(THE EXERCISE): Copy all of the records below verbatim.
+++ MATERIAL +++
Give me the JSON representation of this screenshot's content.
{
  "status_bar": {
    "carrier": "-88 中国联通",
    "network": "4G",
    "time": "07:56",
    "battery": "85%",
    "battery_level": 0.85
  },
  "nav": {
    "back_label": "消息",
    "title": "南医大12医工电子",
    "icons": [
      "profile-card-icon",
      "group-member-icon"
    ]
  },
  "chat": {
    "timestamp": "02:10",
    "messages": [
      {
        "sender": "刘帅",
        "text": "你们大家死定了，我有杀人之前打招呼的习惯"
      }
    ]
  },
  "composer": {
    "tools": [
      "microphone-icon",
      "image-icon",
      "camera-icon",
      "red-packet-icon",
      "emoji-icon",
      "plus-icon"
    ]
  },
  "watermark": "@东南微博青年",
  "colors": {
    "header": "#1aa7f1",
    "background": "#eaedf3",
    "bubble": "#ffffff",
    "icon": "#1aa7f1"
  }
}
+++
(EXPECTED ANSWER):
Give me the JSON representation of this screenshot's content.
{
  "status_bar": {
    "carrier": "-88 中国联通",
    "network": "4G",
    "time": "07:56",
    "battery": "85%",
    "battery_level": 0.85
  },
  "nav": {
    "back_label": "消息",
    "title": "南医大12医工电子",
    "icons": [
      "profile-card-icon",
      "group-member-icon"
    ]
  },
  "chat": {
    "timestamp": "02:10",
    "messages": [
      {
        "sender": "刘帅",
        "text": "你们大家死定了，我有杀人之前打招呼的习惯"
      }
    ]
  },
  "composer": {
    "tools": [
      "microphone-icon",
      "image-icon",
      "camera-icon",
      "red-packet-icon",
      "emoji-icon",
      "plus-icon"
    ]
  },
  "watermark": "@东南微博青年",
  "colors": {
    "header": "#1aa7f1",
    "background": "#eaedf3",
    "bubble": "#ffffff",
    "icon": "#1aa7f1"
  }
}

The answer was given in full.